WORK INSTRUCTIONS: Copy each line containing the word "Order" from the records that follow, please.

RECORDS FOR THIS EXERCISE:
------------------------------------------------
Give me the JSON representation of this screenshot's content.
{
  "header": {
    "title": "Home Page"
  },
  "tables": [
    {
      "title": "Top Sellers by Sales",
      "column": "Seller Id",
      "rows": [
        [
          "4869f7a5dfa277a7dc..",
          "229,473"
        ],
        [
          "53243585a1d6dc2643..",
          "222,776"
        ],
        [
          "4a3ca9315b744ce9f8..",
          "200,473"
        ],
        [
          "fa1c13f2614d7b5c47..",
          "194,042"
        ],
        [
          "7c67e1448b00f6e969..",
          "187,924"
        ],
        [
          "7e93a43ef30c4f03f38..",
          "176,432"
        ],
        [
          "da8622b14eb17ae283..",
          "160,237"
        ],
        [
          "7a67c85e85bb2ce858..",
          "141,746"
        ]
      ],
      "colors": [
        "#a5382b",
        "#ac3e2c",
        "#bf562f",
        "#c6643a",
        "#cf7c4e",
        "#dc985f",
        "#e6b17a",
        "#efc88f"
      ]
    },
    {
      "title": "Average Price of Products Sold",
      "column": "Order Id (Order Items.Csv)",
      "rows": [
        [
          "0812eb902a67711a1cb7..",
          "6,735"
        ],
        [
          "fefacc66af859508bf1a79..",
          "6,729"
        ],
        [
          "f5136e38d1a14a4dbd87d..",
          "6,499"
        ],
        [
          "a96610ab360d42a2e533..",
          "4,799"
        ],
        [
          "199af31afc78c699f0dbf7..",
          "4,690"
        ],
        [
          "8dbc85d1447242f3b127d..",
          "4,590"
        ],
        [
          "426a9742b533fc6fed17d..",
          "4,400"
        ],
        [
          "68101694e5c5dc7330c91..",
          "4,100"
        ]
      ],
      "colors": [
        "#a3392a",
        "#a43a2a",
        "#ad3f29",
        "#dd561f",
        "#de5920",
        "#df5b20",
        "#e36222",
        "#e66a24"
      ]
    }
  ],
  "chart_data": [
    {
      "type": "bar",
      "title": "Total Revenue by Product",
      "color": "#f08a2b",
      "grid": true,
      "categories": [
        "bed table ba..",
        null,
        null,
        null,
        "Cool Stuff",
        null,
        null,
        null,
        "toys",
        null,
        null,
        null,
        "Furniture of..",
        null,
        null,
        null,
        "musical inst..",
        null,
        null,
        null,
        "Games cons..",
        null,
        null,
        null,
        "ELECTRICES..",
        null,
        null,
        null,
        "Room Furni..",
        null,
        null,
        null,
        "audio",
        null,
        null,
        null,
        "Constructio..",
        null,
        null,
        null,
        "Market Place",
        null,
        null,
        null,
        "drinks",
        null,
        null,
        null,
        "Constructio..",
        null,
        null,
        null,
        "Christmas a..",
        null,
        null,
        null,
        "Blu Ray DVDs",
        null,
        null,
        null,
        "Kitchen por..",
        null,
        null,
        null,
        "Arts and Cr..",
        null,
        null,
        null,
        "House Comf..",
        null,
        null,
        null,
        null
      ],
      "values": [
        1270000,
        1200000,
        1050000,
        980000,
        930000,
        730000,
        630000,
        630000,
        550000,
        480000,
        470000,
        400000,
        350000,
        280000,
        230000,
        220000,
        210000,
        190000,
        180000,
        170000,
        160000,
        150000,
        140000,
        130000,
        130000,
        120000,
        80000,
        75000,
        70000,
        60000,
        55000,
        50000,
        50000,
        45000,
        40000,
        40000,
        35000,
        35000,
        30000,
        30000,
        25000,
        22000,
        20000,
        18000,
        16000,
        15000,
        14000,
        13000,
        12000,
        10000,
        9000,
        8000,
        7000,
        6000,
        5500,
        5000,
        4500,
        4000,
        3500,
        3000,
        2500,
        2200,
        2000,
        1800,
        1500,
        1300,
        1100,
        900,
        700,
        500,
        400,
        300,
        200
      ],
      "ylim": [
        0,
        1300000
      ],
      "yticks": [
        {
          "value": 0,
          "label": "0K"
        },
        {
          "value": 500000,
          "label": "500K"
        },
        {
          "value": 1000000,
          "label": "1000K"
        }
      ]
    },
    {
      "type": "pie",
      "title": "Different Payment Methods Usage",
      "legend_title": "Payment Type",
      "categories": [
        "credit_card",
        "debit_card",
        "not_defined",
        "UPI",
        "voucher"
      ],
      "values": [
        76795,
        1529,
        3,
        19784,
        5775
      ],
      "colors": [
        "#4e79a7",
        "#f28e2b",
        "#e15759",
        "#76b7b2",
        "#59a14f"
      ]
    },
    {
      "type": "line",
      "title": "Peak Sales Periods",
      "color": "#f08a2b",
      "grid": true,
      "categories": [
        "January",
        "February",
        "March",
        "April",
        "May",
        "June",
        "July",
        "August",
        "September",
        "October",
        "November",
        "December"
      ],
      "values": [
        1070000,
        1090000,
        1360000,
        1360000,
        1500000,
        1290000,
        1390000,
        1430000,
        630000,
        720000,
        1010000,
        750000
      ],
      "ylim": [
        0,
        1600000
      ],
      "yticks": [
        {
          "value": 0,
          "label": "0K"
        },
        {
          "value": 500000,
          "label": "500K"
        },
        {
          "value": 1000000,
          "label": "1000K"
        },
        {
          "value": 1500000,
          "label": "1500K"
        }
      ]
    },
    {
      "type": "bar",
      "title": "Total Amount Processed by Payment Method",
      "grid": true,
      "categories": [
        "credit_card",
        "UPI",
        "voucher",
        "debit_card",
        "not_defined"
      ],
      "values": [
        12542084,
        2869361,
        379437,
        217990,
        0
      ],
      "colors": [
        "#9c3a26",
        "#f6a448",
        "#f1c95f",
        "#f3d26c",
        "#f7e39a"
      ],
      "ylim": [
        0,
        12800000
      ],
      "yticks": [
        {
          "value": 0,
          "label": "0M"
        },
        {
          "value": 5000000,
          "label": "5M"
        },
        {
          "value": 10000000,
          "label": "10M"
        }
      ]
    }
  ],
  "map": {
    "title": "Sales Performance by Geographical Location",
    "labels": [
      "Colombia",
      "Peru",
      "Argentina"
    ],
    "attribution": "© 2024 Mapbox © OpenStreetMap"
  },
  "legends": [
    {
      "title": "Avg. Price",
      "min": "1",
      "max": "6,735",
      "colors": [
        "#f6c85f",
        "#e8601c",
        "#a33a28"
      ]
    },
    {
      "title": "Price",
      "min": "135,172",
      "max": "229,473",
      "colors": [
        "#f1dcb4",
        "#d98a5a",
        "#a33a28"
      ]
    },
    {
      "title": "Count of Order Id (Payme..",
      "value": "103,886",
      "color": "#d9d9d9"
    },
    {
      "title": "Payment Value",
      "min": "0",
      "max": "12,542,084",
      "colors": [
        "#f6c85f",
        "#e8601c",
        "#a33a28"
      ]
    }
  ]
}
------------------------------------------------
TASK ANSWER:
      "column": "Order Id (Order Items.Csv)",
      "title": "Count of Order Id (Payme..",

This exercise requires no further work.